_What is required_: Which lines below hold the word "边上相遇"? Report each one.

_Data listing_:
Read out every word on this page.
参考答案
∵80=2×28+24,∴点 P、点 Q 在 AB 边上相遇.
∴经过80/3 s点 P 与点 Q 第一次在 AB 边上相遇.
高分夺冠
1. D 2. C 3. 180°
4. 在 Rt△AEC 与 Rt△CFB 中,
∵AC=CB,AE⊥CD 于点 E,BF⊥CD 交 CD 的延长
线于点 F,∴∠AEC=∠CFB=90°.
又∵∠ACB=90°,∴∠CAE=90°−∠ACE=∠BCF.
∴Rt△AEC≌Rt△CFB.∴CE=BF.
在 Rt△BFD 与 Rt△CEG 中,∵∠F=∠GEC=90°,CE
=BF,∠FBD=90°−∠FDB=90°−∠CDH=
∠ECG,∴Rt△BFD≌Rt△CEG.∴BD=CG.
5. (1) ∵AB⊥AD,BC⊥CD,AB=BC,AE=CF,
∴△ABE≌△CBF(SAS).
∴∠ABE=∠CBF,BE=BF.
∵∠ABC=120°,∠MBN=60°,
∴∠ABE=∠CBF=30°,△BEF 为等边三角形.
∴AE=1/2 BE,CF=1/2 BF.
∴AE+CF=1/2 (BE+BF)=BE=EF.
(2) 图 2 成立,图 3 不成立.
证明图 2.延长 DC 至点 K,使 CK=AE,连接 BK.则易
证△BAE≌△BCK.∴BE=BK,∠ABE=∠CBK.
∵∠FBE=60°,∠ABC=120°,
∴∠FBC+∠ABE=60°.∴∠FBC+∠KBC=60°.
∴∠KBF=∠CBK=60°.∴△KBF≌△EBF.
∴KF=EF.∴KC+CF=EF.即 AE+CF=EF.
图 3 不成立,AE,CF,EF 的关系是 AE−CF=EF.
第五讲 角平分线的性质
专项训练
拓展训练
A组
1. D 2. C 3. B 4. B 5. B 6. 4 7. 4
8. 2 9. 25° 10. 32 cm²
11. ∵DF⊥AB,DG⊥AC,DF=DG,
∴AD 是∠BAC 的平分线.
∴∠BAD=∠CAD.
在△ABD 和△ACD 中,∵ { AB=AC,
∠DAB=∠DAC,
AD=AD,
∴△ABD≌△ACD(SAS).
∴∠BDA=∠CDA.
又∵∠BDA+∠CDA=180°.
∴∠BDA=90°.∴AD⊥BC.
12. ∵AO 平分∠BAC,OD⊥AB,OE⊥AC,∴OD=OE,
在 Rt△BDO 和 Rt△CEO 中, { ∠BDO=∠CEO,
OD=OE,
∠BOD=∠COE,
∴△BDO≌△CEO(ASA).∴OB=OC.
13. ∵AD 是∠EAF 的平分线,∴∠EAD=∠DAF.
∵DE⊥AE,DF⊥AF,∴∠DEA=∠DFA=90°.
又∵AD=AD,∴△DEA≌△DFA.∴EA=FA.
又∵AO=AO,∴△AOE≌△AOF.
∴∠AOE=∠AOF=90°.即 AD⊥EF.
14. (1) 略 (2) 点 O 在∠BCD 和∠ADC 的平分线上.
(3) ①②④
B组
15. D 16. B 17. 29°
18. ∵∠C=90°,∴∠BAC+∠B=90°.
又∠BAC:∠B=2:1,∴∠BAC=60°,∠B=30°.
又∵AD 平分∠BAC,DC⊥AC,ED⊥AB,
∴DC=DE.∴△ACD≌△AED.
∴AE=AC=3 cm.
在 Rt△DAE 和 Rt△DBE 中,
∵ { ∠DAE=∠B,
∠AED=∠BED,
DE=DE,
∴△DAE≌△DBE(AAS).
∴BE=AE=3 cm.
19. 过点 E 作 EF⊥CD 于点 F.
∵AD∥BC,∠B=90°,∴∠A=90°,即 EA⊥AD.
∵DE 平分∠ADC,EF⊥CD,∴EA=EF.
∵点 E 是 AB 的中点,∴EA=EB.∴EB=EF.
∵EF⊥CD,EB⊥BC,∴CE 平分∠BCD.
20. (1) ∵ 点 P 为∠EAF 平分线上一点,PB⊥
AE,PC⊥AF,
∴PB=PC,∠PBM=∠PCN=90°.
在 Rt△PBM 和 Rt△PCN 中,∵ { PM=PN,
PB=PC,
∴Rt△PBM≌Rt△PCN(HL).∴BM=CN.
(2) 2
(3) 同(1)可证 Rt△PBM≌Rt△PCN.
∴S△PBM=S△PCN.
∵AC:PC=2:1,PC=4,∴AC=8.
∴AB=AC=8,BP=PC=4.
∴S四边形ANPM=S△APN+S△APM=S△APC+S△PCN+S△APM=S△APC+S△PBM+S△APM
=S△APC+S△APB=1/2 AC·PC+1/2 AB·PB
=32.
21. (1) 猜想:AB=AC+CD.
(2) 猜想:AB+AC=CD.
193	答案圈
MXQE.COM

_Answer_:
∵80=2×28+24,∴点 P、点 Q 在 AB 边上相遇.
∴经过80/3 s点 P 与点 Q 第一次在 AB 边上相遇.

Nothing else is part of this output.